__Written problem__
In the records, revise the lines from the line with "box as xyxy=(x0,y0,x1,y1)." up to and including the line with "value-label: 1.69x xyxy=(709,256,753,276)" by changing "value-label" to "data-label" throughout, keeping everything else the same. Give back only those lines.

---------- Data shown

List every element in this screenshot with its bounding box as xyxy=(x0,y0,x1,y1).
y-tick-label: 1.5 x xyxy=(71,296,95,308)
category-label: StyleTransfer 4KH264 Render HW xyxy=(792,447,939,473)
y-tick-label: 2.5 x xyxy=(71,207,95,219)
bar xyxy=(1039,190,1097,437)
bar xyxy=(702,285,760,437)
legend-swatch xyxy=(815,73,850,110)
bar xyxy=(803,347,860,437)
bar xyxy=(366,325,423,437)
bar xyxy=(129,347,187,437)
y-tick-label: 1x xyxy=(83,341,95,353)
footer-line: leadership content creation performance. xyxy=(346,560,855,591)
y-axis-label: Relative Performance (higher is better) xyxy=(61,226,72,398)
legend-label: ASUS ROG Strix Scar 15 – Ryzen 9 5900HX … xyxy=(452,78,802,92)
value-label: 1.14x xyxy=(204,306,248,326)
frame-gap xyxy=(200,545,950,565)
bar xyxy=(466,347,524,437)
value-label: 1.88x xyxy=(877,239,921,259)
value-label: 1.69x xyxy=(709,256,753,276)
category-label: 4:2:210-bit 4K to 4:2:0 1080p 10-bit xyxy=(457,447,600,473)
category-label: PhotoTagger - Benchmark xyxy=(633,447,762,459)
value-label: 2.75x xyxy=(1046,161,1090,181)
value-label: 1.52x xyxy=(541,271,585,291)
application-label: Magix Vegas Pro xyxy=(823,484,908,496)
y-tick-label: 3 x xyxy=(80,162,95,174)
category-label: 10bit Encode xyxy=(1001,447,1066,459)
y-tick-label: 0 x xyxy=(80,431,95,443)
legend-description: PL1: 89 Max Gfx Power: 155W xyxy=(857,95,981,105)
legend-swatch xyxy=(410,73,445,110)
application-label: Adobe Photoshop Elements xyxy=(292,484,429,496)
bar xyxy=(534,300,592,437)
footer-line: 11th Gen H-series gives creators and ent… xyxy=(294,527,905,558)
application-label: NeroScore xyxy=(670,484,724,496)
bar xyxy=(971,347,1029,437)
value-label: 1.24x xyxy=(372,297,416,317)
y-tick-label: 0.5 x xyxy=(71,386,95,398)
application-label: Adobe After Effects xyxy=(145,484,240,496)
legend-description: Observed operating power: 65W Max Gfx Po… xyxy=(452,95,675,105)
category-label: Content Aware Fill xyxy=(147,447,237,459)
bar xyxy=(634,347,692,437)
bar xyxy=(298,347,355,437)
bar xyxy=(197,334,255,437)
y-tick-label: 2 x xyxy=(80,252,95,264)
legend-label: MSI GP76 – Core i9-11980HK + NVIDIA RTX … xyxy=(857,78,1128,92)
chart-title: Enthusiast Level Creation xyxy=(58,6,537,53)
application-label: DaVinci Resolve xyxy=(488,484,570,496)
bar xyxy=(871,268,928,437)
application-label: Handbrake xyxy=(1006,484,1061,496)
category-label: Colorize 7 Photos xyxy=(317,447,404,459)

--------------------
---------- Data shown

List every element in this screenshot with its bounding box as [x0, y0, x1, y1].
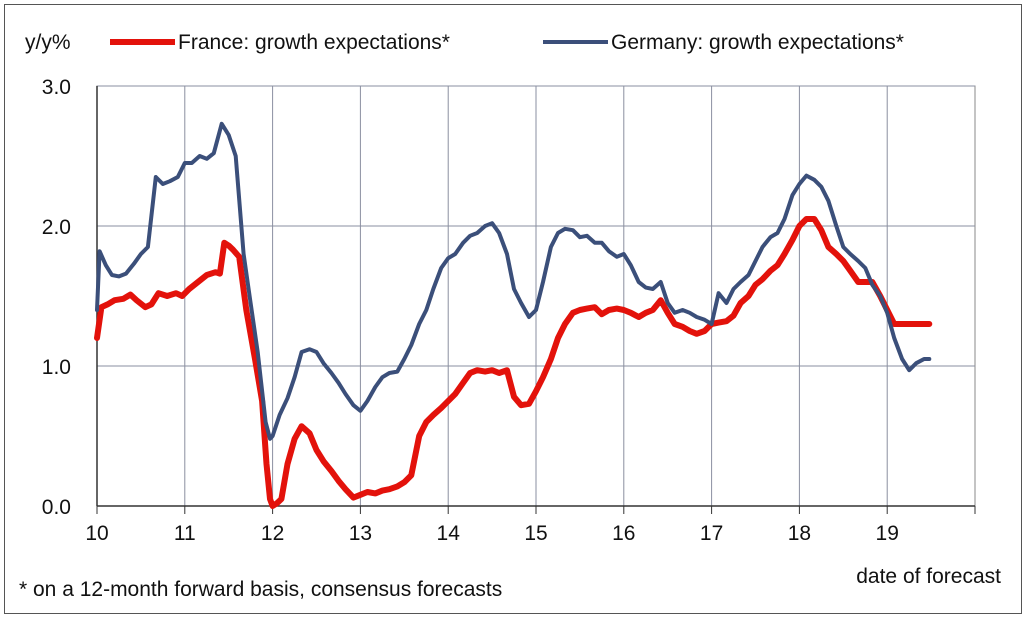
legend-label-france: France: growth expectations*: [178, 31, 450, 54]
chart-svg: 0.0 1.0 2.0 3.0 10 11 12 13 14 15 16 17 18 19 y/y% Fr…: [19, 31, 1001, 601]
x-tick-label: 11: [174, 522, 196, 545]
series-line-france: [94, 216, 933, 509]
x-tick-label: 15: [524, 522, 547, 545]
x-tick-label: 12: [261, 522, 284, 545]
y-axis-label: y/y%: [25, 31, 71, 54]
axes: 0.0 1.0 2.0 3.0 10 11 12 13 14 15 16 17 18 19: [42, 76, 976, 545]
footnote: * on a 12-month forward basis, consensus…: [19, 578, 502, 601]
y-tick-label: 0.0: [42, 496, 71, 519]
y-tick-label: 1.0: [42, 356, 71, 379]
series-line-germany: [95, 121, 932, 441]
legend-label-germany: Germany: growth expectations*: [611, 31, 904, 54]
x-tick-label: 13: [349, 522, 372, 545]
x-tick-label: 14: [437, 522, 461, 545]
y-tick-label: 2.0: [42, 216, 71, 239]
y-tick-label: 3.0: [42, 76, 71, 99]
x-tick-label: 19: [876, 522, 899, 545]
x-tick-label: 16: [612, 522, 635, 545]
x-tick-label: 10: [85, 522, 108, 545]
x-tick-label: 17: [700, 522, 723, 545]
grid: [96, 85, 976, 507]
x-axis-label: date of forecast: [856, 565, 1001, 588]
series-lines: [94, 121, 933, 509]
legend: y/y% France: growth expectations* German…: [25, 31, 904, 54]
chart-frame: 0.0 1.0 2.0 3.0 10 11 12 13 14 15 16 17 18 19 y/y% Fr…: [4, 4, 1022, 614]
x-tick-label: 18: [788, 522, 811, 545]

--------------------
---------- Data shown

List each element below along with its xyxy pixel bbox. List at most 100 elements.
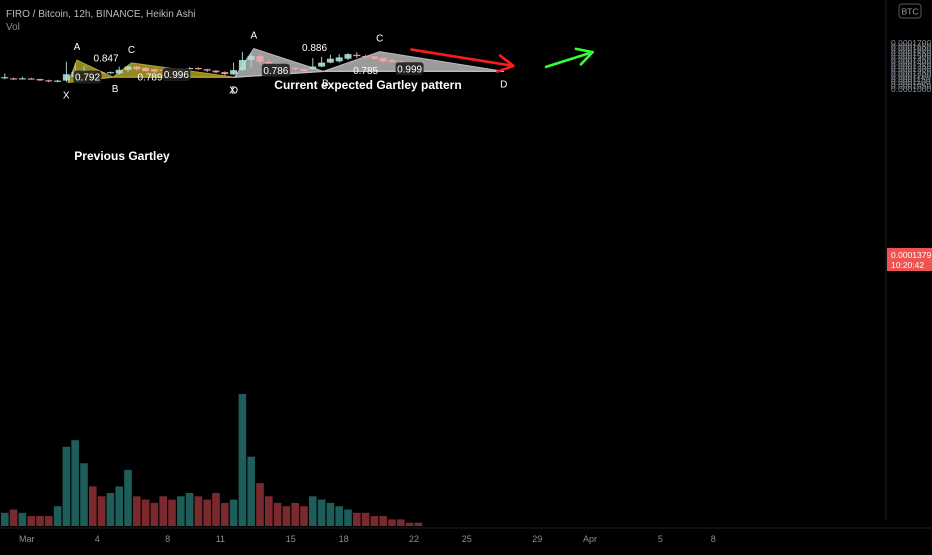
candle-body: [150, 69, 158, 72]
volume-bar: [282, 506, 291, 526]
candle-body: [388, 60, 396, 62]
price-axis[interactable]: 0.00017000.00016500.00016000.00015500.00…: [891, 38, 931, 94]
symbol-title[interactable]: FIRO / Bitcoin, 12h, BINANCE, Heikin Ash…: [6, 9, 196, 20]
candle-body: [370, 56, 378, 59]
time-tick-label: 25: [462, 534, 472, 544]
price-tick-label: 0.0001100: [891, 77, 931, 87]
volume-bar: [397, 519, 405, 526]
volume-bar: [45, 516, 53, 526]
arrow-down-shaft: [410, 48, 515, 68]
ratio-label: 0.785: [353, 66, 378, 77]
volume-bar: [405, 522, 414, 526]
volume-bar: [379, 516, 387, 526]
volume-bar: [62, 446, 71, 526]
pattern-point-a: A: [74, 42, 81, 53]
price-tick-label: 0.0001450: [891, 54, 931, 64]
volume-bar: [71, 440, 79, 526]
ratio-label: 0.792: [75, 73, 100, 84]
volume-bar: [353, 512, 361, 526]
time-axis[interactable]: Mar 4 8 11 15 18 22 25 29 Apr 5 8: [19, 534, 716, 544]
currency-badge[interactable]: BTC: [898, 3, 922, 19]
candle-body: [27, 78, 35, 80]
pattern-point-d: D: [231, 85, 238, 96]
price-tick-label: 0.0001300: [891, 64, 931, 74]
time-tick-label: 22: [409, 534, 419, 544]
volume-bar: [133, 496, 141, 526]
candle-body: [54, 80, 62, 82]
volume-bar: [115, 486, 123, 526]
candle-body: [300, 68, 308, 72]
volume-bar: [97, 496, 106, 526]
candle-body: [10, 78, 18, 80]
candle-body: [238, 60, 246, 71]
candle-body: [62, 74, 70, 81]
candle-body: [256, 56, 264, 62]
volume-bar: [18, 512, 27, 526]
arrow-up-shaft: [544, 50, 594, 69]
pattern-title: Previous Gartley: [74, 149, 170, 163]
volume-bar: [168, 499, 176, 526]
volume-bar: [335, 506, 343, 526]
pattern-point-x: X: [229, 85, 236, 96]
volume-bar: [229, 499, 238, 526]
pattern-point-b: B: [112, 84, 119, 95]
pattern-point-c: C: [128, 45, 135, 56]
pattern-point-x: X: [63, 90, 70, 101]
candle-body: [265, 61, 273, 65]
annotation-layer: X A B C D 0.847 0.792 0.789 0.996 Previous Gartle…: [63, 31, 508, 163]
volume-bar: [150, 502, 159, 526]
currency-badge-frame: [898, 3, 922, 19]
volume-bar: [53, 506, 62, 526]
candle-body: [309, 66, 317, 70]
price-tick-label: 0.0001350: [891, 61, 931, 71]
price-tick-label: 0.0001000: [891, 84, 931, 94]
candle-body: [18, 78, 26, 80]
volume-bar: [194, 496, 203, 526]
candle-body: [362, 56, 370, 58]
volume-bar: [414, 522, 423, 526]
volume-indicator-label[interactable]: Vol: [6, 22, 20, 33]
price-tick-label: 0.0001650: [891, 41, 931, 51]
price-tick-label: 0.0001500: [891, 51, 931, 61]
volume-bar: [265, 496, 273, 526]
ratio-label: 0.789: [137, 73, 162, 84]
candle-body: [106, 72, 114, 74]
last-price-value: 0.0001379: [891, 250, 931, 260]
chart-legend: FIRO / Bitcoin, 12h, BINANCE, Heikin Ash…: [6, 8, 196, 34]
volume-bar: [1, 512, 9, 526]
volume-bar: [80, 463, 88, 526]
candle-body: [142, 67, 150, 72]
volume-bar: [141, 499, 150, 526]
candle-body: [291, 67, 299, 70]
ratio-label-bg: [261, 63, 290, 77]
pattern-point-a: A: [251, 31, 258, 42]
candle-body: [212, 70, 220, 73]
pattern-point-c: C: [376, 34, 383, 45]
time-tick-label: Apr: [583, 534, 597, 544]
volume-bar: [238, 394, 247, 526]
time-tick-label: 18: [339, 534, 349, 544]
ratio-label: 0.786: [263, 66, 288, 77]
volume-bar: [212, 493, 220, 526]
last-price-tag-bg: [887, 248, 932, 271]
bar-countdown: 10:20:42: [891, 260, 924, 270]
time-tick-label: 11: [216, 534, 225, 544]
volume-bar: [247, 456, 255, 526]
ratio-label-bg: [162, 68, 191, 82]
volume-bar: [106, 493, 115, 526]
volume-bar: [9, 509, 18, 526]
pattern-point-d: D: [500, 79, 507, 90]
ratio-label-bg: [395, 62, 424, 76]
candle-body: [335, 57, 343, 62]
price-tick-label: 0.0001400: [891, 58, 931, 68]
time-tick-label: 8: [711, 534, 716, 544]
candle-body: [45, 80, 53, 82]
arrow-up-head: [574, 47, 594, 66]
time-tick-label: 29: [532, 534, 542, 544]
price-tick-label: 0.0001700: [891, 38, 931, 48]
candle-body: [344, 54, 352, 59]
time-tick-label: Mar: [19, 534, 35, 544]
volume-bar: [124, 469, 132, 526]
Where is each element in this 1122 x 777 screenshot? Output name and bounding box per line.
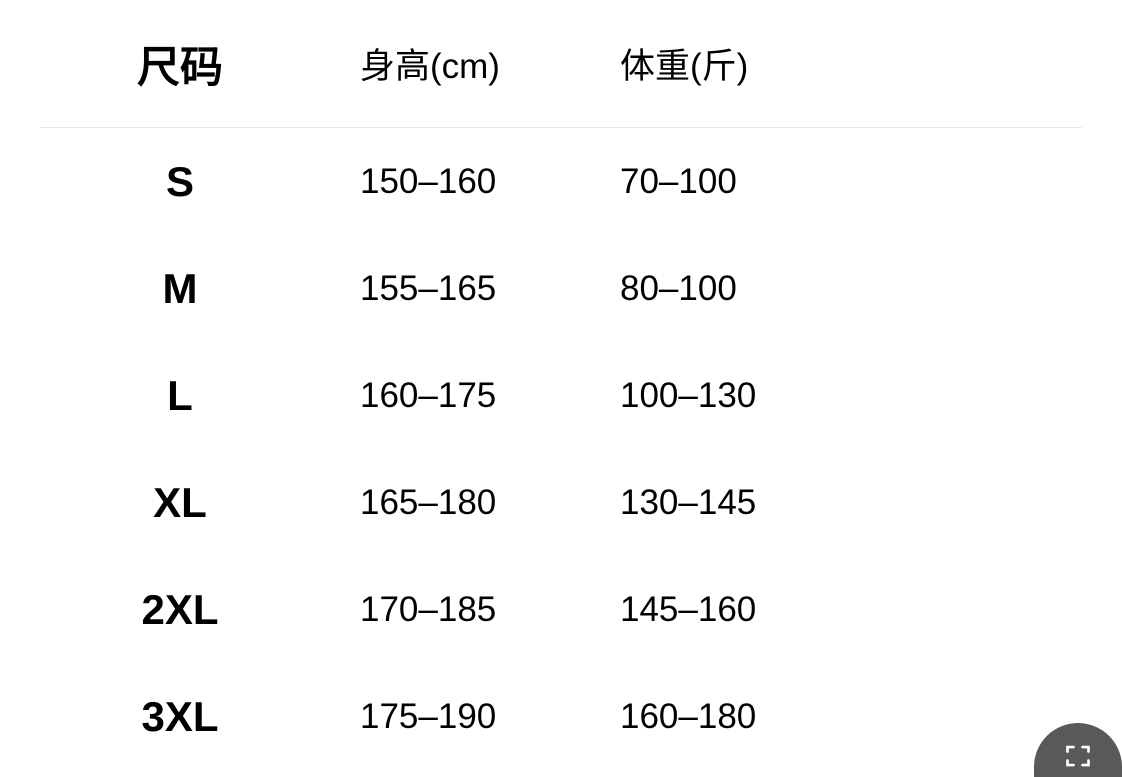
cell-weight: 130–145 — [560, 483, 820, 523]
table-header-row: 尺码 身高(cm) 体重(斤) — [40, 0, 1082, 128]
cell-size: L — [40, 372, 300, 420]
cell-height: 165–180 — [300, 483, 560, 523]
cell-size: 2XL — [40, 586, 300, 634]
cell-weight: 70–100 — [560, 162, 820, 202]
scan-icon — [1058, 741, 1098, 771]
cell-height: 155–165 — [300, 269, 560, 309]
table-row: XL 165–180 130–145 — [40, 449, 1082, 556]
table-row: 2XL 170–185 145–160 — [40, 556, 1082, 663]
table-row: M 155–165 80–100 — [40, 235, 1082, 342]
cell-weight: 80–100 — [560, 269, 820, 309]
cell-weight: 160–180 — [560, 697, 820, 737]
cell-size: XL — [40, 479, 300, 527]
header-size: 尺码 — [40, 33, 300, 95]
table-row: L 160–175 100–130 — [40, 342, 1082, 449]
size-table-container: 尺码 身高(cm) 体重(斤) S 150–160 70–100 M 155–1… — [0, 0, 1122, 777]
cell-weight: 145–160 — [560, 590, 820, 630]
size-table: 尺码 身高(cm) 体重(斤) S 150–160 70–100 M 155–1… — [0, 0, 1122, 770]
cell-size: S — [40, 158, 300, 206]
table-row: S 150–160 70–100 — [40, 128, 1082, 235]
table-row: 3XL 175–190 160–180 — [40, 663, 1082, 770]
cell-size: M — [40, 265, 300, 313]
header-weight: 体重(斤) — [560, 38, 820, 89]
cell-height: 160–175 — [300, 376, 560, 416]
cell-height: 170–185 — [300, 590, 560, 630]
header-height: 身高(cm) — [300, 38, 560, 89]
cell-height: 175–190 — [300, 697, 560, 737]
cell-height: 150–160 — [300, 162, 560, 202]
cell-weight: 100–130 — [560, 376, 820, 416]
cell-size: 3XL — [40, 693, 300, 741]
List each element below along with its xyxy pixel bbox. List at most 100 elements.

--------------------

__Answer in full__
List every element in this screenshot with its bounding box as xyxy=(x0,y0,x1,y1).
y-tick-label: 1.5 x xyxy=(71,296,95,308)
category-label: StyleTransfer 4KH264 Render HW xyxy=(792,447,939,473)
y-tick-label: 2.5 x xyxy=(71,207,95,219)
bar xyxy=(1039,190,1097,437)
bar xyxy=(702,285,760,437)
legend-swatch xyxy=(815,73,850,110)
bar xyxy=(803,347,860,437)
bar xyxy=(366,325,423,437)
bar xyxy=(129,347,187,437)
y-tick-label: 1x xyxy=(83,341,95,353)
footer-line: leadership content creation performance. xyxy=(346,560,855,591)
y-axis-label: Relative Performance (higher is better) xyxy=(61,226,72,398)
legend-label: ASUS ROG Strix Scar 15 – Ryzen 9 5900HX … xyxy=(452,78,802,92)
data-label: 1.14x xyxy=(204,306,248,326)
frame-gap xyxy=(200,545,950,565)
bar xyxy=(466,347,524,437)
data-label: 1.88x xyxy=(877,239,921,259)
data-label: 1.69x xyxy=(709,256,753,276)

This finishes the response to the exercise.